_Do this_:
Lines that hold the word "bcdf" should be located and copied.

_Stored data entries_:
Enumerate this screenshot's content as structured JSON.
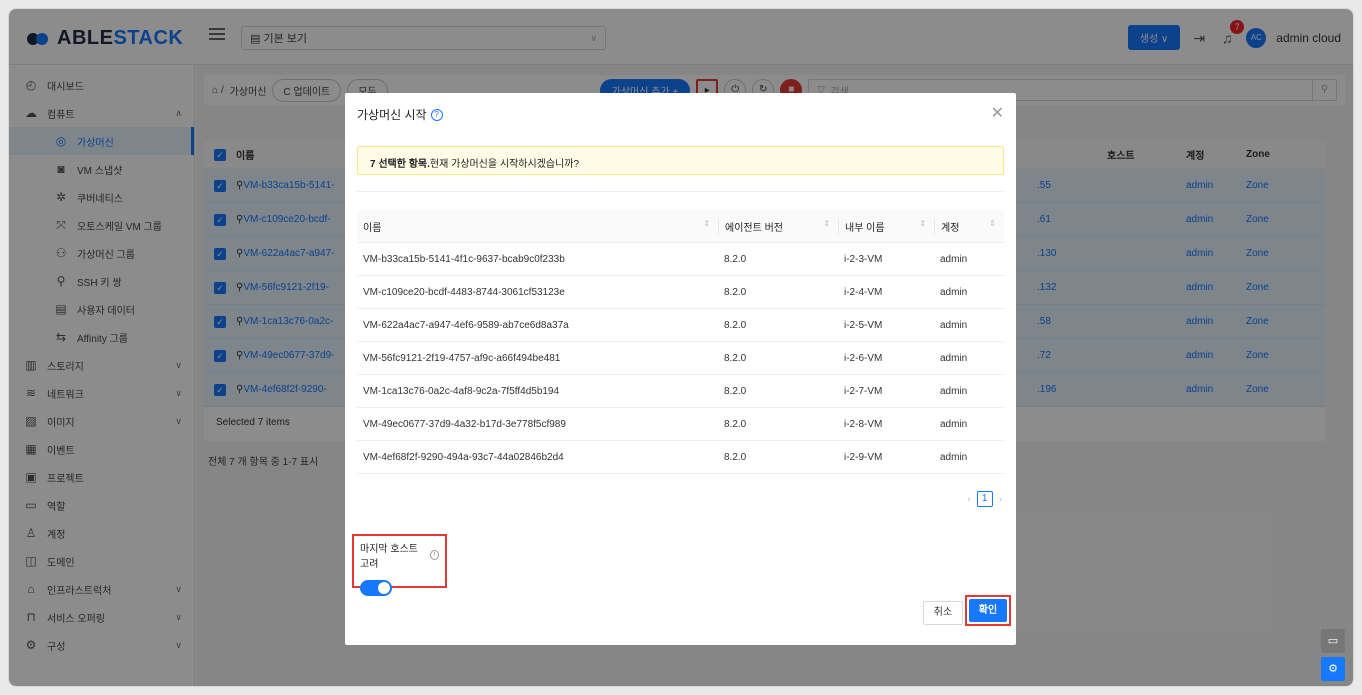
{
  "header": {
    "logo_prefix": "ABLE",
    "logo_suffix": "STACK",
    "view_select": "기본 보기",
    "create_label": "생성",
    "notif_count": "7",
    "avatar_initials": "AC",
    "user_name": "admin cloud"
  },
  "sidebar": {
    "items": [
      {
        "label": "대시보드",
        "icon": "dashboard-icon"
      },
      {
        "label": "컴퓨트",
        "icon": "cloud-icon"
      },
      {
        "label": "가상머신",
        "icon": "vm-icon"
      },
      {
        "label": "VM 스냅샷",
        "icon": "camera-icon"
      },
      {
        "label": "쿠버네티스",
        "icon": "kubernetes-icon"
      },
      {
        "label": "오토스케일 VM 그룹",
        "icon": "autoscale-icon"
      },
      {
        "label": "가상머신 그룹",
        "icon": "group-icon"
      },
      {
        "label": "SSH 키 쌍",
        "icon": "key-icon"
      },
      {
        "label": "사용자 데이터",
        "icon": "userdata-icon"
      },
      {
        "label": "Affinity 그룹",
        "icon": "affinity-icon"
      },
      {
        "label": "스토리지",
        "icon": "storage-icon"
      },
      {
        "label": "네트워크",
        "icon": "wifi-icon"
      },
      {
        "label": "이미지",
        "icon": "image-icon"
      },
      {
        "label": "이벤트",
        "icon": "calendar-icon"
      },
      {
        "label": "프로젝트",
        "icon": "project-icon"
      },
      {
        "label": "역할",
        "icon": "role-icon"
      },
      {
        "label": "계정",
        "icon": "account-icon"
      },
      {
        "label": "도메인",
        "icon": "domain-icon"
      },
      {
        "label": "인프라스트럭처",
        "icon": "infra-icon"
      },
      {
        "label": "서비스 오퍼링",
        "icon": "offering-icon"
      },
      {
        "label": "구성",
        "icon": "settings-icon"
      }
    ]
  },
  "toolbar": {
    "breadcrumb": "가상머신",
    "refresh": "업데이트",
    "filter": "모두",
    "add_vm": "가상머신 추가",
    "search_placeholder": "검색"
  },
  "list": {
    "col_name": "이름",
    "col_host": "호스트",
    "col_account": "계정",
    "col_zone": "Zone",
    "rows": [
      {
        "name": "VM-b33ca15b-5141-",
        "ip": ".55",
        "account": "admin",
        "zone": "Zone"
      },
      {
        "name": "VM-c109ce20-bcdf-",
        "ip": ".61",
        "account": "admin",
        "zone": "Zone"
      },
      {
        "name": "VM-622a4ac7-a947-",
        "ip": ".130",
        "account": "admin",
        "zone": "Zone"
      },
      {
        "name": "VM-56fc9121-2f19-",
        "ip": ".132",
        "account": "admin",
        "zone": "Zone"
      },
      {
        "name": "VM-1ca13c76-0a2c-",
        "ip": ".58",
        "account": "admin",
        "zone": "Zone"
      },
      {
        "name": "VM-49ec0677-37d9-",
        "ip": ".72",
        "account": "admin",
        "zone": "Zone"
      },
      {
        "name": "VM-4ef68f2f-9290-",
        "ip": ".196",
        "account": "admin",
        "zone": "Zone"
      }
    ],
    "selected": "Selected 7 items",
    "pagination": "전체 7 개 항목 중 1-7 표시"
  },
  "modal": {
    "title": "가상머신 시작",
    "alert_bold": "7 선택한 항목.",
    "alert_text": "현재 가상머신을 시작하시겠습니까?",
    "headers": {
      "name": "이름",
      "agent": "에이전트 버전",
      "internal": "내부 이름",
      "account": "계정"
    },
    "rows": [
      {
        "name": "VM-b33ca15b-5141-4f1c-9637-bcab9c0f233b",
        "agent": "8.2.0",
        "internal": "i-2-3-VM",
        "account": "admin"
      },
      {
        "name": "VM-c109ce20-bcdf-4483-8744-3061cf53123e",
        "agent": "8.2.0",
        "internal": "i-2-4-VM",
        "account": "admin"
      },
      {
        "name": "VM-622a4ac7-a947-4ef6-9589-ab7ce6d8a37a",
        "agent": "8.2.0",
        "internal": "i-2-5-VM",
        "account": "admin"
      },
      {
        "name": "VM-56fc9121-2f19-4757-af9c-a66f494be481",
        "agent": "8.2.0",
        "internal": "i-2-6-VM",
        "account": "admin"
      },
      {
        "name": "VM-1ca13c76-0a2c-4af8-9c2a-7f5ff4d5b194",
        "agent": "8.2.0",
        "internal": "i-2-7-VM",
        "account": "admin"
      },
      {
        "name": "VM-49ec0677-37d9-4a32-b17d-3e778f5cf989",
        "agent": "8.2.0",
        "internal": "i-2-8-VM",
        "account": "admin"
      },
      {
        "name": "VM-4ef68f2f-9290-494a-93c7-44a02846b2d4",
        "agent": "8.2.0",
        "internal": "i-2-9-VM",
        "account": "admin"
      }
    ],
    "page": "1",
    "option_label": "마지막 호스트 고려",
    "option_on": true,
    "cancel": "취소",
    "ok": "확인"
  },
  "colors": {
    "accent": "#1677ff",
    "highlight": "#e53935"
  }
}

_Solved exercise_:
        "name": "VM-c109ce20-bcdf-",
        "name": "VM-c109ce20-bcdf-4483-8744-3061cf53123e",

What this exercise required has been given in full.